— Work required —
Only lines holding the string "order" are wanted; copy each one from the material.
>> begin
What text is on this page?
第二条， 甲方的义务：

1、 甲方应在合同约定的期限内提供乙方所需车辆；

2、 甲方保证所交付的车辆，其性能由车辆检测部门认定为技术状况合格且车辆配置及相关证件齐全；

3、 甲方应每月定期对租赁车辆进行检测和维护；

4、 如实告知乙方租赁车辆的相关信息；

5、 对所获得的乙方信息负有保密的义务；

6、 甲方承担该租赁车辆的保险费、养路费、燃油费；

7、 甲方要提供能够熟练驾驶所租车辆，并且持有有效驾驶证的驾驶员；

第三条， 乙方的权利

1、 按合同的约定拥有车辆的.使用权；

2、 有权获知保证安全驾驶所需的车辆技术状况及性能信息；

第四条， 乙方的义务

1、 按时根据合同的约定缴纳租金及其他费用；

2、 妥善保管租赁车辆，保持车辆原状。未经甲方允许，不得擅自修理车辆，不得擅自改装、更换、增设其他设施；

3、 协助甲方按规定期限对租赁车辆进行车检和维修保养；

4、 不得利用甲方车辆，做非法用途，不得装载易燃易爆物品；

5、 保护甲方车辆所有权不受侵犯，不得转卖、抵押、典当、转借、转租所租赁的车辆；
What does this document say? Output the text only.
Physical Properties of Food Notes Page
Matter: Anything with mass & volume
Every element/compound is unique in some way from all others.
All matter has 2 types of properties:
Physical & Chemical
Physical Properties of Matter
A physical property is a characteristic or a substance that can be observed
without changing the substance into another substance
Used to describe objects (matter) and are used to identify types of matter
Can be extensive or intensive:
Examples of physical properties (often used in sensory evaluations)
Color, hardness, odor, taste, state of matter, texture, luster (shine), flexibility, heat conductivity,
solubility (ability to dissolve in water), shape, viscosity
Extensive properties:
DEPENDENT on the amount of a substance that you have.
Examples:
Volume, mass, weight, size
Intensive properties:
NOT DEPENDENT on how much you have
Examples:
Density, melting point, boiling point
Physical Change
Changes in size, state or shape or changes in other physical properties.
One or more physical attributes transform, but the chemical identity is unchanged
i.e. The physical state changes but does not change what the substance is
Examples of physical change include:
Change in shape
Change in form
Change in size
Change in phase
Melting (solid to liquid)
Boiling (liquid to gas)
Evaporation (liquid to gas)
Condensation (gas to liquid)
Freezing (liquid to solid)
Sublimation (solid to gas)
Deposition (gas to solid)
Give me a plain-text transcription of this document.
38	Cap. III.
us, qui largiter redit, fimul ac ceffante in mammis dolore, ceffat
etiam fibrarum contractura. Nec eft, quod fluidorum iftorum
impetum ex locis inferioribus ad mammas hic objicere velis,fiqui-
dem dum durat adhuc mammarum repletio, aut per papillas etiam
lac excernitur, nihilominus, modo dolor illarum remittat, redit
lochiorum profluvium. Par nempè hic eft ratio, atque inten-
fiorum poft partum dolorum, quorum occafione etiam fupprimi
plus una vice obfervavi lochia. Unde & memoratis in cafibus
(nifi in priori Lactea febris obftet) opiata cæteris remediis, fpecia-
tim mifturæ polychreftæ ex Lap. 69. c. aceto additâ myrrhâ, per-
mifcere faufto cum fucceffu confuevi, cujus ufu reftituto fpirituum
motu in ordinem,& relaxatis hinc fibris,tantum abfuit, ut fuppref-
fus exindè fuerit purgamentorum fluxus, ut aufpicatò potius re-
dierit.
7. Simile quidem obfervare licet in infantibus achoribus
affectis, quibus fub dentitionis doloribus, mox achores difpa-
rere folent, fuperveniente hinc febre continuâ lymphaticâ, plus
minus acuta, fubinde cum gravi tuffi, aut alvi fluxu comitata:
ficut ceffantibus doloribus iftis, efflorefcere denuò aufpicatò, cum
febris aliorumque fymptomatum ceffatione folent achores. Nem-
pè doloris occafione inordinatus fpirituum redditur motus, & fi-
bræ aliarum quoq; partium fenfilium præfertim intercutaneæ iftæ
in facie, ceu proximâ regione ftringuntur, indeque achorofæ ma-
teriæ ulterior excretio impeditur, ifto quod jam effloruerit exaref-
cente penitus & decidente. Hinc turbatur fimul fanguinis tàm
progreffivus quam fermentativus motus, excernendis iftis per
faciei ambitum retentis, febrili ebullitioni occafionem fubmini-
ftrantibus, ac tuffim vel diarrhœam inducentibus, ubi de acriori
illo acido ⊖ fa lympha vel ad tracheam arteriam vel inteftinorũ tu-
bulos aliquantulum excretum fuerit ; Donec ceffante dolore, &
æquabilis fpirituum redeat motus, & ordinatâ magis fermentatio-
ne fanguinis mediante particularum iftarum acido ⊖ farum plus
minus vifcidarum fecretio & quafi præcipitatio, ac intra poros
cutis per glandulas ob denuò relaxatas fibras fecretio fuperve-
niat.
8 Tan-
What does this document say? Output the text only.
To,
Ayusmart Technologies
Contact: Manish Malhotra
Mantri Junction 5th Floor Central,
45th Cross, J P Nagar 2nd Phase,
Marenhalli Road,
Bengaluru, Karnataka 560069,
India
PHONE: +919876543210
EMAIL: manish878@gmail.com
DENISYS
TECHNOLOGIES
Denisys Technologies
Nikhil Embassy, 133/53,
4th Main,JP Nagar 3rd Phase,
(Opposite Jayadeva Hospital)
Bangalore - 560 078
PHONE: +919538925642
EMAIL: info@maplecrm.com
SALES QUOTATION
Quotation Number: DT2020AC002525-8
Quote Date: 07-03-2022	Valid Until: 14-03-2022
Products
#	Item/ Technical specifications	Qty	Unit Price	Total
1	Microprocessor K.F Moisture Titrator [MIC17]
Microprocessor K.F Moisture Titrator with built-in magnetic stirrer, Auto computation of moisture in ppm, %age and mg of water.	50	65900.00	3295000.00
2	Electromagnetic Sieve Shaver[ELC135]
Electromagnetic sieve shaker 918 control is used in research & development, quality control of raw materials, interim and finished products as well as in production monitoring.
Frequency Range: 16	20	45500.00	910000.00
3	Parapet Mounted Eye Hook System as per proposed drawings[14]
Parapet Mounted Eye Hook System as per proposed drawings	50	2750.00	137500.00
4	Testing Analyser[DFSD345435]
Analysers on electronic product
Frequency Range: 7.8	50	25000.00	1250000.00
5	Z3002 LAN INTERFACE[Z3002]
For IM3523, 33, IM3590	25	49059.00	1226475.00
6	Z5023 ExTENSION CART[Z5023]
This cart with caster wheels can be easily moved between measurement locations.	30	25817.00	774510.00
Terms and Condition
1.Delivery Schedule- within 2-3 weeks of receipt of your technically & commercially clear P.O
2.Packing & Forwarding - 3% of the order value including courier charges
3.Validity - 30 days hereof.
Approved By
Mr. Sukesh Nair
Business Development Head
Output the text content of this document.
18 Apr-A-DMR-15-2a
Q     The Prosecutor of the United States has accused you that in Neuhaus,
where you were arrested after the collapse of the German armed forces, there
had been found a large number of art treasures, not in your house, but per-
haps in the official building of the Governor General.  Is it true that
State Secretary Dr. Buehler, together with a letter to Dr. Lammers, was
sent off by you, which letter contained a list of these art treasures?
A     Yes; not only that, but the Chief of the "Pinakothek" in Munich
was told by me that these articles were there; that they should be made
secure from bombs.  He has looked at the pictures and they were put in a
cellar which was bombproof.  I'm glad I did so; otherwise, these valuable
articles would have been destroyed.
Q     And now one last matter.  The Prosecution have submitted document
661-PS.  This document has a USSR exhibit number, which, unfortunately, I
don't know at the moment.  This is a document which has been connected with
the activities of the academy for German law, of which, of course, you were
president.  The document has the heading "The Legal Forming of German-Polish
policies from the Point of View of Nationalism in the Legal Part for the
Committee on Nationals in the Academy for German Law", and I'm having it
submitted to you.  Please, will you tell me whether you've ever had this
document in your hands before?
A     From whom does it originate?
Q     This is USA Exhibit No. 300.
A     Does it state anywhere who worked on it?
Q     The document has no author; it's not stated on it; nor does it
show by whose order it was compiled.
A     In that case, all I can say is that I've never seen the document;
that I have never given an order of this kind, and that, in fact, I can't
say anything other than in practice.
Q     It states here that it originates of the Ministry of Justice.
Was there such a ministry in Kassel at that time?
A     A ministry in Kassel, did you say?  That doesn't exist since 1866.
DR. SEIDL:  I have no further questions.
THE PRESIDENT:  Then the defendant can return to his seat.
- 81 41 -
>> end
— Exercise solution —
2.Packing & Forwarding - 3% of the order value including courier charges
show by whose order it was compiled.
that I have never given an order of this kind, and that, in fact, I can't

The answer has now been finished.